● **WHAT THE TASK ASKS**: Each record below should be repeated precisely as written.

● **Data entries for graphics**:
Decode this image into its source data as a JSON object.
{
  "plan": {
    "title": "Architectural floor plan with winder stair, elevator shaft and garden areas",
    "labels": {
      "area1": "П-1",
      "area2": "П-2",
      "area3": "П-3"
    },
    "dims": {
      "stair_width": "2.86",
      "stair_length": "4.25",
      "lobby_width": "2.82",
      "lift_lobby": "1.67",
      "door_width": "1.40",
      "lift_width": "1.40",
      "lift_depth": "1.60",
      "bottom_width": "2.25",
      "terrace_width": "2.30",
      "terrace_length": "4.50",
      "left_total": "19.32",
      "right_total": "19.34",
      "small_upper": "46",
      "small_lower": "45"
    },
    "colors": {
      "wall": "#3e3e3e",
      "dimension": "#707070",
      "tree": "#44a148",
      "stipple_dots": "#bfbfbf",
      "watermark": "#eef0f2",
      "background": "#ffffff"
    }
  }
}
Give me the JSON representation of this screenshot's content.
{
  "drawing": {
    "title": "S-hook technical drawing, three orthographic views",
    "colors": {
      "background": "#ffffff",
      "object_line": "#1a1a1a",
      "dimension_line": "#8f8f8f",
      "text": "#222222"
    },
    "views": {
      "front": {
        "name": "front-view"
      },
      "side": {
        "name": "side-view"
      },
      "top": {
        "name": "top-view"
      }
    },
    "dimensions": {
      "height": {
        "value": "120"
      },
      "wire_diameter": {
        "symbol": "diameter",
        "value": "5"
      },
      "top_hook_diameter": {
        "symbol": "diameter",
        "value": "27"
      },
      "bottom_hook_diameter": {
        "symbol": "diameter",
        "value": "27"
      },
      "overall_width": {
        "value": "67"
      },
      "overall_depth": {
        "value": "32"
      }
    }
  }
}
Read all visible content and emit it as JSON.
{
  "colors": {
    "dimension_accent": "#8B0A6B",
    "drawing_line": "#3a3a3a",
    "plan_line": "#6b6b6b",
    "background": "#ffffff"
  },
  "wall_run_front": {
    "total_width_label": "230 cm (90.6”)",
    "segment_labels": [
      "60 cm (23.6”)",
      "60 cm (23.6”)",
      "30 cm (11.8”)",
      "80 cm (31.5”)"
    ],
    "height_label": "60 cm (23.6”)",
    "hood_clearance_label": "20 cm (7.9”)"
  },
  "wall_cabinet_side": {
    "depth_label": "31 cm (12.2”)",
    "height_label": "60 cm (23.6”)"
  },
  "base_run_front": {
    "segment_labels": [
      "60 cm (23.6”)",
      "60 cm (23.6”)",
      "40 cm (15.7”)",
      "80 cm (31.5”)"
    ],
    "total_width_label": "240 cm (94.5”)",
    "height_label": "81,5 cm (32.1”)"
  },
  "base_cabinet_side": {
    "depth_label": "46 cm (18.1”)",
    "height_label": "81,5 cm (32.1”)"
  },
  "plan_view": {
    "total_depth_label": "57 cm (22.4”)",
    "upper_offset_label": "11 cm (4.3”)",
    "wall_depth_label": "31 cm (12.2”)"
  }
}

● **COMPLETE RESPONSE**:
Decode this image into its source data as a JSON object.
{
  "plan": {
    "title": "Architectural floor plan with winder stair, elevator shaft and garden areas",
    "labels": {
      "area1": "П-1",
      "area2": "П-2",
      "area3": "П-3"
    },
    "dims": {
      "stair_width": "2.86",
      "stair_length": "4.25",
      "lobby_width": "2.82",
      "lift_lobby": "1.67",
      "door_width": "1.40",
      "lift_width": "1.40",
      "lift_depth": "1.60",
      "bottom_width": "2.25",
      "terrace_width": "2.30",
      "terrace_length": "4.50",
      "left_total": "19.32",
      "right_total": "19.34",
      "small_upper": "46",
      "small_lower": "45"
    },
    "colors": {
      "wall": "#3e3e3e",
      "dimension": "#707070",
      "tree": "#44a148",
      "stipple_dots": "#bfbfbf",
      "watermark": "#eef0f2",
      "background": "#ffffff"
    }
  }
}
Give me the JSON representation of this screenshot's content.
{
  "drawing": {
    "title": "S-hook technical drawing, three orthographic views",
    "colors": {
      "background": "#ffffff",
      "object_line": "#1a1a1a",
      "dimension_line": "#8f8f8f",
      "text": "#222222"
    },
    "views": {
      "front": {
        "name": "front-view"
      },
      "side": {
        "name": "side-view"
      },
      "top": {
        "name": "top-view"
      }
    },
    "dimensions": {
      "height": {
        "value": "120"
      },
      "wire_diameter": {
        "symbol": "diameter",
        "value": "5"
      },
      "top_hook_diameter": {
        "symbol": "diameter",
        "value": "27"
      },
      "bottom_hook_diameter": {
        "symbol": "diameter",
        "value": "27"
      },
      "overall_width": {
        "value": "67"
      },
      "overall_depth": {
        "value": "32"
      }
    }
  }
}
Read all visible content and emit it as JSON.
{
  "colors": {
    "dimension_accent": "#8B0A6B",
    "drawing_line": "#3a3a3a",
    "plan_line": "#6b6b6b",
    "background": "#ffffff"
  },
  "wall_run_front": {
    "total_width_label": "230 cm (90.6”)",
    "segment_labels": [
      "60 cm (23.6”)",
      "60 cm (23.6”)",
      "30 cm (11.8”)",
      "80 cm (31.5”)"
    ],
    "height_label": "60 cm (23.6”)",
    "hood_clearance_label": "20 cm (7.9”)"
  },
  "wall_cabinet_side": {
    "depth_label": "31 cm (12.2”)",
    "height_label": "60 cm (23.6”)"
  },
  "base_run_front": {
    "segment_labels": [
      "60 cm (23.6”)",
      "60 cm (23.6”)",
      "40 cm (15.7”)",
      "80 cm (31.5”)"
    ],
    "total_width_label": "240 cm (94.5”)",
    "height_label": "81,5 cm (32.1”)"
  },
  "base_cabinet_side": {
    "depth_label": "46 cm (18.1”)",
    "height_label": "81,5 cm (32.1”)"
  },
  "plan_view": {
    "total_depth_label": "57 cm (22.4”)",
    "upper_offset_label": "11 cm (4.3”)",
    "wall_depth_label": "31 cm (12.2”)"
  }
}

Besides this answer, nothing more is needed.